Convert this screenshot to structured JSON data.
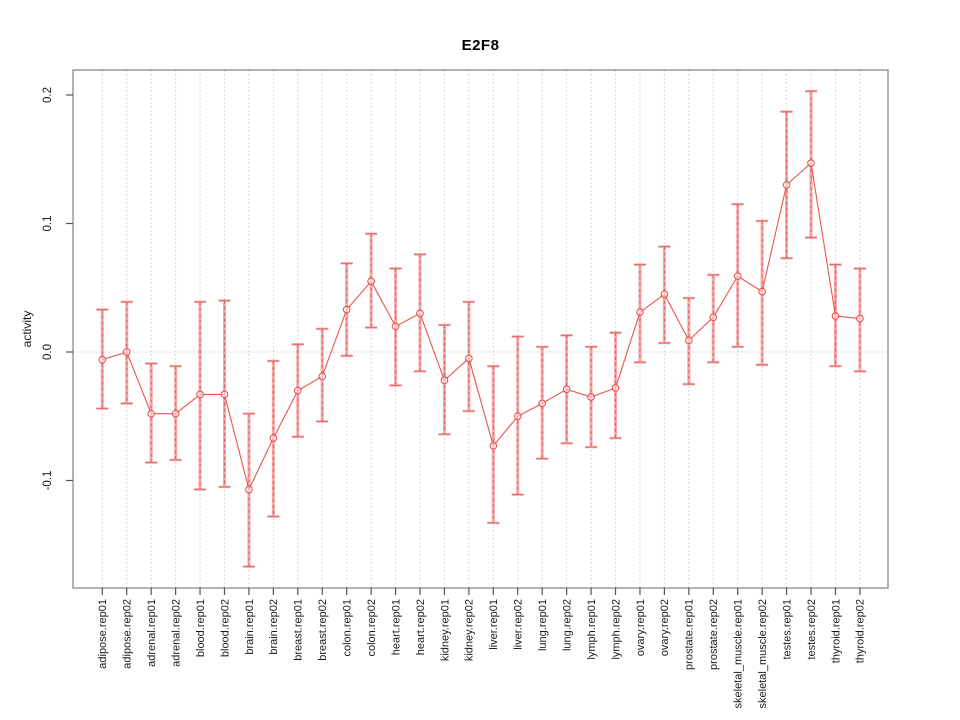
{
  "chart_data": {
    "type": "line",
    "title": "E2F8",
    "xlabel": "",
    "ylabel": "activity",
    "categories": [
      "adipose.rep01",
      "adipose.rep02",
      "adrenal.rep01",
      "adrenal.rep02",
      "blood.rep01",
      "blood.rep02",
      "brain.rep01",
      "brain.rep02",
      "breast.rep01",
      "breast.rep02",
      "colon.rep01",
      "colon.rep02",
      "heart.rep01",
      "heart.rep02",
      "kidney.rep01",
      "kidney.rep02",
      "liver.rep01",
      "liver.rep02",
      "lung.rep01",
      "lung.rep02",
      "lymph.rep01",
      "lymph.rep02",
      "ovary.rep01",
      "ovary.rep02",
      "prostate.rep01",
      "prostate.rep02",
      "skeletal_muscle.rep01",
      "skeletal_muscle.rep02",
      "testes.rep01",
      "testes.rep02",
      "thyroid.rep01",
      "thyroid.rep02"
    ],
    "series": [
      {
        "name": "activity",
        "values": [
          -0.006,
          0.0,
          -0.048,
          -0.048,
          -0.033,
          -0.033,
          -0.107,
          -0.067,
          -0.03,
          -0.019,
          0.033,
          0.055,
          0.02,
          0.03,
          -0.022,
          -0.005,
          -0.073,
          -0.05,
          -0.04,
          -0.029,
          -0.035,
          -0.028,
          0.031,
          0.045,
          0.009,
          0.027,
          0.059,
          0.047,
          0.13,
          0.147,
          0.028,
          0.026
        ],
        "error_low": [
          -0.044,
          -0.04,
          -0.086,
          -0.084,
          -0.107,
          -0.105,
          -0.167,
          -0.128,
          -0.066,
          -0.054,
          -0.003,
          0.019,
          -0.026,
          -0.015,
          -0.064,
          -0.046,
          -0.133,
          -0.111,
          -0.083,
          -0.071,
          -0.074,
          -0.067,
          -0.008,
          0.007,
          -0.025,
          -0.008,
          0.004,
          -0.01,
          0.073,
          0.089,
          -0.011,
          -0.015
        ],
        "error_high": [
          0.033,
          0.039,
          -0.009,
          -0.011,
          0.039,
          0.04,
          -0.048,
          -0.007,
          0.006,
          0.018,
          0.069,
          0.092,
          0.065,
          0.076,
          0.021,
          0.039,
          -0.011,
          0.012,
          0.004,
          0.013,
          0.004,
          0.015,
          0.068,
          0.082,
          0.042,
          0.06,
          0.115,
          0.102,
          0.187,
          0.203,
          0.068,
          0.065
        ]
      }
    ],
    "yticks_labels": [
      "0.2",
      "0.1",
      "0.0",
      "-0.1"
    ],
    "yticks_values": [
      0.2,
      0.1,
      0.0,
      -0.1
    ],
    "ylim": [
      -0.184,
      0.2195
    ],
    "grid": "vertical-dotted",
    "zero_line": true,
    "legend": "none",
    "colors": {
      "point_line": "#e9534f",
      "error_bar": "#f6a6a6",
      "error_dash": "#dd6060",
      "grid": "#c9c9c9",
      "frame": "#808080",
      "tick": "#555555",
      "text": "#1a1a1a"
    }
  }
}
——————
• [What you need to do] Print all entries exactly. The images do not belong in the copy.

• [Written answer]
Convert this screenshot to structured JSON data.
{
  "chart_data": {
    "type": "line",
    "title": "E2F8",
    "xlabel": "",
    "ylabel": "activity",
    "categories": [
      "adipose.rep01",
      "adipose.rep02",
      "adrenal.rep01",
      "adrenal.rep02",
      "blood.rep01",
      "blood.rep02",
      "brain.rep01",
      "brain.rep02",
      "breast.rep01",
      "breast.rep02",
      "colon.rep01",
      "colon.rep02",
      "heart.rep01",
      "heart.rep02",
      "kidney.rep01",
      "kidney.rep02",
      "liver.rep01",
      "liver.rep02",
      "lung.rep01",
      "lung.rep02",
      "lymph.rep01",
      "lymph.rep02",
      "ovary.rep01",
      "ovary.rep02",
      "prostate.rep01",
      "prostate.rep02",
      "skeletal_muscle.rep01",
      "skeletal_muscle.rep02",
      "testes.rep01",
      "testes.rep02",
      "thyroid.rep01",
      "thyroid.rep02"
    ],
    "series": [
      {
        "name": "activity",
        "values": [
          -0.006,
          0.0,
          -0.048,
          -0.048,
          -0.033,
          -0.033,
          -0.107,
          -0.067,
          -0.03,
          -0.019,
          0.033,
          0.055,
          0.02,
          0.03,
          -0.022,
          -0.005,
          -0.073,
          -0.05,
          -0.04,
          -0.029,
          -0.035,
          -0.028,
          0.031,
          0.045,
          0.009,
          0.027,
          0.059,
          0.047,
          0.13,
          0.147,
          0.028,
          0.026
        ],
        "error_low": [
          -0.044,
          -0.04,
          -0.086,
          -0.084,
          -0.107,
          -0.105,
          -0.167,
          -0.128,
          -0.066,
          -0.054,
          -0.003,
          0.019,
          -0.026,
          -0.015,
          -0.064,
          -0.046,
          -0.133,
          -0.111,
          -0.083,
          -0.071,
          -0.074,
          -0.067,
          -0.008,
          0.007,
          -0.025,
          -0.008,
          0.004,
          -0.01,
          0.073,
          0.089,
          -0.011,
          -0.015
        ],
        "error_high": [
          0.033,
          0.039,
          -0.009,
          -0.011,
          0.039,
          0.04,
          -0.048,
          -0.007,
          0.006,
          0.018,
          0.069,
          0.092,
          0.065,
          0.076,
          0.021,
          0.039,
          -0.011,
          0.012,
          0.004,
          0.013,
          0.004,
          0.015,
          0.068,
          0.082,
          0.042,
          0.06,
          0.115,
          0.102,
          0.187,
          0.203,
          0.068,
          0.065
        ]
      }
    ],
    "yticks_labels": [
      "0.2",
      "0.1",
      "0.0",
      "-0.1"
    ],
    "yticks_values": [
      0.2,
      0.1,
      0.0,
      -0.1
    ],
    "ylim": [
      -0.184,
      0.2195
    ],
    "grid": "vertical-dotted",
    "zero_line": true,
    "legend": "none",
    "colors": {
      "point_line": "#e9534f",
      "error_bar": "#f6a6a6",
      "error_dash": "#dd6060",
      "grid": "#c9c9c9",
      "frame": "#808080",
      "tick": "#555555",
      "text": "#1a1a1a"
    }
  }
}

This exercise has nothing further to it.